Given task: Recast the items as a Markdown table with the columns "Row" and "Item line." Start at the first line and stop at the line containing "- fingerprint-row[interactable]: TtrLO4…", including both, and leave out any blank lines.

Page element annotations
● ● ● ● ● ● ●

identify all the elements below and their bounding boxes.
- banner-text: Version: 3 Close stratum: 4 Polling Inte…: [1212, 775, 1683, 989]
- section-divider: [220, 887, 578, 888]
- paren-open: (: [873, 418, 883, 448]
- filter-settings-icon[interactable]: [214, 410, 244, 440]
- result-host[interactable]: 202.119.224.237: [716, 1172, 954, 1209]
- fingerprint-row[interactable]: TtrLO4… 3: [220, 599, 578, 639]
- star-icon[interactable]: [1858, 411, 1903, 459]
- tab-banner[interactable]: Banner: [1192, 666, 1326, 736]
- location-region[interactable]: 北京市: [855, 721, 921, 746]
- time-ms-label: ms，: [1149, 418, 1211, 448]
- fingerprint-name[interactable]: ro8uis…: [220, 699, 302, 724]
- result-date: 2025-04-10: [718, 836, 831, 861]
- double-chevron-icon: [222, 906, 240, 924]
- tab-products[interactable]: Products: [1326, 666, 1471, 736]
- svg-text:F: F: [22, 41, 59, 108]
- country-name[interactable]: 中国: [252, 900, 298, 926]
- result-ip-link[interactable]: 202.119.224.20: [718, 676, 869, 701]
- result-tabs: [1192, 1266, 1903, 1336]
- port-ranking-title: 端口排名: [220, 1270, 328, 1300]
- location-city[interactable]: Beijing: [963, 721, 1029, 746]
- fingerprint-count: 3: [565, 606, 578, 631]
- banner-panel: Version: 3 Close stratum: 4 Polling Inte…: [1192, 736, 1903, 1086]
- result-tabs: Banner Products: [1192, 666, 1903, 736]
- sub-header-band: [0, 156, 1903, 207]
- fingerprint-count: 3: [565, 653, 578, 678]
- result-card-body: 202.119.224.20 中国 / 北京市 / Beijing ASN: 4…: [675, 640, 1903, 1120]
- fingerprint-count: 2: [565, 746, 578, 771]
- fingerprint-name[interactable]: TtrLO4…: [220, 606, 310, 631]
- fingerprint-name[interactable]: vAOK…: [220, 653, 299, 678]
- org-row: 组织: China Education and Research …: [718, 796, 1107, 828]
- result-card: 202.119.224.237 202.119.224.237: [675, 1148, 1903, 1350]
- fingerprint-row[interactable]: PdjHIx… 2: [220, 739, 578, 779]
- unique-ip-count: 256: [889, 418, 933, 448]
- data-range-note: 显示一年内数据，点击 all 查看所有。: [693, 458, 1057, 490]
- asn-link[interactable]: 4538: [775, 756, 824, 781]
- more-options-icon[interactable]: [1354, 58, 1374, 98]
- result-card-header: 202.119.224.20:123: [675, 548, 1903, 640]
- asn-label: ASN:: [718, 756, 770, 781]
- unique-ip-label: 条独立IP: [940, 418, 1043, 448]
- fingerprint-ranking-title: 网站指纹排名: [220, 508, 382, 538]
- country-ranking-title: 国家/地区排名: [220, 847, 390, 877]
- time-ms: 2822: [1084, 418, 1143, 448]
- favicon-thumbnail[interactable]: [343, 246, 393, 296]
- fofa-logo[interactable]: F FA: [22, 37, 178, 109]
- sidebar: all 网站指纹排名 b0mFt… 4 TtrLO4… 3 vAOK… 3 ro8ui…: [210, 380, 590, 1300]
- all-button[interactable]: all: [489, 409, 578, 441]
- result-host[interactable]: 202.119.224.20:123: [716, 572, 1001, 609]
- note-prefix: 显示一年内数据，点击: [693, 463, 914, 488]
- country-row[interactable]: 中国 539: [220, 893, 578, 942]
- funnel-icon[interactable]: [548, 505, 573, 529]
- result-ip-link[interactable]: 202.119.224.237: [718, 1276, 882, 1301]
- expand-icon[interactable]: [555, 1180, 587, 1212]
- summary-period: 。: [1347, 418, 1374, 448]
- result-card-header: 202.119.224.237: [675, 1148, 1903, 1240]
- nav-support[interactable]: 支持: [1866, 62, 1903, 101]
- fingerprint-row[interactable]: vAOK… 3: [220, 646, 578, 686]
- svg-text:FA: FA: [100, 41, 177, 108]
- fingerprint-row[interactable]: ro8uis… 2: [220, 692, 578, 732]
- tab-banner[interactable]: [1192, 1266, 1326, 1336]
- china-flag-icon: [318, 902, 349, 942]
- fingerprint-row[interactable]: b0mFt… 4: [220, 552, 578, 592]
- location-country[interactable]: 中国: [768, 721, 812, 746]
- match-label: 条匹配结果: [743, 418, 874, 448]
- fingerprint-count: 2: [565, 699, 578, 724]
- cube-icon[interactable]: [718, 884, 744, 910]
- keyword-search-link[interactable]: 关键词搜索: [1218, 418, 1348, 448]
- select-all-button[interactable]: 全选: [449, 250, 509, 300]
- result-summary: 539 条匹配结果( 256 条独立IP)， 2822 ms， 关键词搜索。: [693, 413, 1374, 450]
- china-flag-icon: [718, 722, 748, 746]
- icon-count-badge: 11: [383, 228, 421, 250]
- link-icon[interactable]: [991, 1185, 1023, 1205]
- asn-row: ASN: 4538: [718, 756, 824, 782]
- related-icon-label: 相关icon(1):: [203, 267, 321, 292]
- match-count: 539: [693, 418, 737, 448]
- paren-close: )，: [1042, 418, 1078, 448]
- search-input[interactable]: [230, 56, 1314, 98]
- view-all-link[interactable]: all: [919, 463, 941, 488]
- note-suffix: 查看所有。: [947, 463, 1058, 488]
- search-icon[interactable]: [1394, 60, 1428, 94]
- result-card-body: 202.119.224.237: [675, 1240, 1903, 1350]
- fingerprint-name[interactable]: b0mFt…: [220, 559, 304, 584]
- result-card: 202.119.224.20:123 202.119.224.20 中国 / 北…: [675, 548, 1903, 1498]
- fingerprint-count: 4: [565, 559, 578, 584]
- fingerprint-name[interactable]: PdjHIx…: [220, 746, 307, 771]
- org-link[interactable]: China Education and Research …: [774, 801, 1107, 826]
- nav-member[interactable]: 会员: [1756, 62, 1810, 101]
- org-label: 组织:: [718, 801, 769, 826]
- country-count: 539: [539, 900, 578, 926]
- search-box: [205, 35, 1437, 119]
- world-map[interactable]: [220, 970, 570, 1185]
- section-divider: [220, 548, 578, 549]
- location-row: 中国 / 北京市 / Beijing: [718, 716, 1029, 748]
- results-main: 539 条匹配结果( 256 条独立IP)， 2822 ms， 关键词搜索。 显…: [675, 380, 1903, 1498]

● ● ● ● ● ● ●

Solution for this task:
| Row | Item line |
|---|---|
| 1 | identify all the elements below and their bounding boxes. |
| 2 | - banner-text: Version: 3 Close stratum: 4 Polling Inte…: [1212, 775, 1683, 989] |
| 3 | - section-divider: [220, 887, 578, 888] |
| 4 | - paren-open: (: [873, 418, 883, 448] |
| 5 | - filter-settings-icon[interactable]: [214, 410, 244, 440] |
| 6 | - result-host[interactable]: 202.119.224.237: [716, 1172, 954, 1209] |
| 7 | - fingerprint-row[interactable]: TtrLO4… 3: [220, 599, 578, 639] |